— Start —

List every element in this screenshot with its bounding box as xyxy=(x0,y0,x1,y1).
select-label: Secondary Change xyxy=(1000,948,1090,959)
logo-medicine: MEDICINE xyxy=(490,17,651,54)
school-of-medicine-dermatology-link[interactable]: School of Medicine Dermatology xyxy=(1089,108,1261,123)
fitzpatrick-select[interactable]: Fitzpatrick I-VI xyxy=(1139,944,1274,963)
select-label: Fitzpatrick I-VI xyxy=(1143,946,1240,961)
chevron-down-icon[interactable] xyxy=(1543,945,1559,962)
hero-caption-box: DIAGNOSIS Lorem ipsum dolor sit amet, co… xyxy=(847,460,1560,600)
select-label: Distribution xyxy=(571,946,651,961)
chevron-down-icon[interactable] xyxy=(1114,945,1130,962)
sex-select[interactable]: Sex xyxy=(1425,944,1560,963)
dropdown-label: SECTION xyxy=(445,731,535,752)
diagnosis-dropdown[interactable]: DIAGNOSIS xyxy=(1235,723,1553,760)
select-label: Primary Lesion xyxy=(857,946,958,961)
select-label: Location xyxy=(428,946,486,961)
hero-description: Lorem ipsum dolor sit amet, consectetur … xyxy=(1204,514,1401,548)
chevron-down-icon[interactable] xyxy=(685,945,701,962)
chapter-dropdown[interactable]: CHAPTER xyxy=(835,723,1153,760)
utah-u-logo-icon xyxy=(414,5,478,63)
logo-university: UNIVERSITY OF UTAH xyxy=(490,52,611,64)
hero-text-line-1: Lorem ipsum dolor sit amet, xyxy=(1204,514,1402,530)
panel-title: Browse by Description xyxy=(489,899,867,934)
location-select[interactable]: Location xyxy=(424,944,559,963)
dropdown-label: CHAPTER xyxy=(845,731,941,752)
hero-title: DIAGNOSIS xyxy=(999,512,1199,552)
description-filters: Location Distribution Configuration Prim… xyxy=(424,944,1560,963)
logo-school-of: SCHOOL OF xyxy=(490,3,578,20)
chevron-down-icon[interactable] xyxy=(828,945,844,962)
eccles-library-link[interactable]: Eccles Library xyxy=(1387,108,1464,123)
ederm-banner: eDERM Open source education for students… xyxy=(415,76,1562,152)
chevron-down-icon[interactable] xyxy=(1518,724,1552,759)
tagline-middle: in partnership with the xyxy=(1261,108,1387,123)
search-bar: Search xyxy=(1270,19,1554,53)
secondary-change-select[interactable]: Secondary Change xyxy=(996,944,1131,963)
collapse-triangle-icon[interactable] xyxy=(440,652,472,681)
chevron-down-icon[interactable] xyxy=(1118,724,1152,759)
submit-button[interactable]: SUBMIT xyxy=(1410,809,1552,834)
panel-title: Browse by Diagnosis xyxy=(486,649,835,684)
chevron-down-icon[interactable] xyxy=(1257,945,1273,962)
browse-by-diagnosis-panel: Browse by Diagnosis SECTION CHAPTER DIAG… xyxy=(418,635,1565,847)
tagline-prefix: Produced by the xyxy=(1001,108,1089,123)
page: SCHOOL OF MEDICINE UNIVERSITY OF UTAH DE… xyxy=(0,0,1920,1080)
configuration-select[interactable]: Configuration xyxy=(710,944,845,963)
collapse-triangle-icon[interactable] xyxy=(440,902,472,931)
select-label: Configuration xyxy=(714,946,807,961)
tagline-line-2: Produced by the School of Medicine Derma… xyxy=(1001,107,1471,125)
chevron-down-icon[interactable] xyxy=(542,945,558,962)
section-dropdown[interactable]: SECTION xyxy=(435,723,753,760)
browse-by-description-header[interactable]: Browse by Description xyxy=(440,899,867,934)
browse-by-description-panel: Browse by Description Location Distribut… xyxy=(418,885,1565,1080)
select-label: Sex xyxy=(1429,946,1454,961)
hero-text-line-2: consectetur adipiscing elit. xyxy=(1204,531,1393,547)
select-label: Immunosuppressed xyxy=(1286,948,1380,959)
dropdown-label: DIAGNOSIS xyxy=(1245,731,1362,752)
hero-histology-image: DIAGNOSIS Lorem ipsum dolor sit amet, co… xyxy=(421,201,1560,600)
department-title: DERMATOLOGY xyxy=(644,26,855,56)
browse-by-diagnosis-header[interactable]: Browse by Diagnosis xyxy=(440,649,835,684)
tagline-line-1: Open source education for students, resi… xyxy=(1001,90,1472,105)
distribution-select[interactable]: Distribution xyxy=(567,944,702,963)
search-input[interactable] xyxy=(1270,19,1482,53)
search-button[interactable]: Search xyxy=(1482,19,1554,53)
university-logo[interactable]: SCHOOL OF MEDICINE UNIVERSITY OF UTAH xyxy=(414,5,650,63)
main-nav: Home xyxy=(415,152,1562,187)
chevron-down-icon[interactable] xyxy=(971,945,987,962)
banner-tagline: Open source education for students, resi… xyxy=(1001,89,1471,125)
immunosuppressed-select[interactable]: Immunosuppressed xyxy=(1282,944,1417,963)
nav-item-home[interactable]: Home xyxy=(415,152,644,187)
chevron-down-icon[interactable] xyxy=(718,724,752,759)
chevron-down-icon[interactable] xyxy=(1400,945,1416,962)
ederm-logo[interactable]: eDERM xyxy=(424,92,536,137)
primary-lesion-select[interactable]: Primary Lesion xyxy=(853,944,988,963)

— End —

*Exercise task*:
Can you copy out the whole listing above, line by line, without changing a single character?

*Exercise result*:
List every element in this screenshot with its bounding box as xyxy=(x0,y0,x1,y1).
select-label: Secondary Change xyxy=(1000,948,1090,959)
logo-medicine: MEDICINE xyxy=(490,17,651,54)
school-of-medicine-dermatology-link[interactable]: School of Medicine Dermatology xyxy=(1089,108,1261,123)
fitzpatrick-select[interactable]: Fitzpatrick I-VI xyxy=(1139,944,1274,963)
select-label: Fitzpatrick I-VI xyxy=(1143,946,1240,961)
chevron-down-icon[interactable] xyxy=(1543,945,1559,962)
hero-caption-box: DIAGNOSIS Lorem ipsum dolor sit amet, co… xyxy=(847,460,1560,600)
select-label: Distribution xyxy=(571,946,651,961)
chevron-down-icon[interactable] xyxy=(1114,945,1130,962)
sex-select[interactable]: Sex xyxy=(1425,944,1560,963)
dropdown-label: SECTION xyxy=(445,731,535,752)
diagnosis-dropdown[interactable]: DIAGNOSIS xyxy=(1235,723,1553,760)
select-label: Primary Lesion xyxy=(857,946,958,961)
select-label: Location xyxy=(428,946,486,961)
hero-description: Lorem ipsum dolor sit amet, consectetur … xyxy=(1204,514,1401,548)
chevron-down-icon[interactable] xyxy=(685,945,701,962)
chapter-dropdown[interactable]: CHAPTER xyxy=(835,723,1153,760)
utah-u-logo-icon xyxy=(414,5,478,63)
logo-university: UNIVERSITY OF UTAH xyxy=(490,52,611,64)
hero-text-line-1: Lorem ipsum dolor sit amet, xyxy=(1204,514,1402,530)
panel-title: Browse by Description xyxy=(489,899,867,934)
location-select[interactable]: Location xyxy=(424,944,559,963)
dropdown-label: CHAPTER xyxy=(845,731,941,752)
hero-title: DIAGNOSIS xyxy=(999,512,1199,552)
description-filters: Location Distribution Configuration Prim… xyxy=(424,944,1560,963)
logo-school-of: SCHOOL OF xyxy=(490,3,578,20)
chevron-down-icon[interactable] xyxy=(828,945,844,962)
eccles-library-link[interactable]: Eccles Library xyxy=(1387,108,1464,123)
ederm-banner: eDERM Open source education for students… xyxy=(415,76,1562,152)
chevron-down-icon[interactable] xyxy=(1518,724,1552,759)
tagline-middle: in partnership with the xyxy=(1261,108,1387,123)
search-bar: Search xyxy=(1270,19,1554,53)
secondary-change-select[interactable]: Secondary Change xyxy=(996,944,1131,963)
collapse-triangle-icon[interactable] xyxy=(440,652,472,681)
chevron-down-icon[interactable] xyxy=(1118,724,1152,759)
submit-button[interactable]: SUBMIT xyxy=(1410,809,1552,834)
panel-title: Browse by Diagnosis xyxy=(486,649,835,684)
chevron-down-icon[interactable] xyxy=(1257,945,1273,962)
browse-by-diagnosis-panel: Browse by Diagnosis SECTION CHAPTER DIAG… xyxy=(418,635,1565,847)
tagline-prefix: Produced by the xyxy=(1001,108,1089,123)
page: SCHOOL OF MEDICINE UNIVERSITY OF UTAH DE… xyxy=(0,0,1920,1080)
configuration-select[interactable]: Configuration xyxy=(710,944,845,963)
collapse-triangle-icon[interactable] xyxy=(440,902,472,931)
select-label: Configuration xyxy=(714,946,807,961)
tagline-line-2: Produced by the School of Medicine Derma… xyxy=(1001,107,1471,125)
chevron-down-icon[interactable] xyxy=(542,945,558,962)
section-dropdown[interactable]: SECTION xyxy=(435,723,753,760)
browse-by-description-header[interactable]: Browse by Description xyxy=(440,899,867,934)
browse-by-description-panel: Browse by Description Location Distribut… xyxy=(418,885,1565,1080)
select-label: Sex xyxy=(1429,946,1454,961)
hero-text-line-2: consectetur adipiscing elit. xyxy=(1204,531,1393,547)
select-label: Immunosuppressed xyxy=(1286,948,1380,959)
dropdown-label: DIAGNOSIS xyxy=(1245,731,1362,752)
hero-histology-image: DIAGNOSIS Lorem ipsum dolor sit amet, co… xyxy=(421,201,1560,600)
department-title: DERMATOLOGY xyxy=(644,26,855,56)
browse-by-diagnosis-header[interactable]: Browse by Diagnosis xyxy=(440,649,835,684)
tagline-line-1: Open source education for students, resi… xyxy=(1001,90,1472,105)
distribution-select[interactable]: Distribution xyxy=(567,944,702,963)
search-input[interactable] xyxy=(1270,19,1482,53)
search-button[interactable]: Search xyxy=(1482,19,1554,53)
university-logo[interactable]: SCHOOL OF MEDICINE UNIVERSITY OF UTAH xyxy=(414,5,650,63)
main-nav: Home xyxy=(415,152,1562,187)
chevron-down-icon[interactable] xyxy=(971,945,987,962)
banner-tagline: Open source education for students, resi… xyxy=(1001,89,1471,125)
immunosuppressed-select[interactable]: Immunosuppressed xyxy=(1282,944,1417,963)
nav-item-home[interactable]: Home xyxy=(415,152,644,187)
chevron-down-icon[interactable] xyxy=(718,724,752,759)
chevron-down-icon[interactable] xyxy=(1400,945,1416,962)
ederm-logo[interactable]: eDERM xyxy=(424,92,536,137)
primary-lesion-select[interactable]: Primary Lesion xyxy=(853,944,988,963)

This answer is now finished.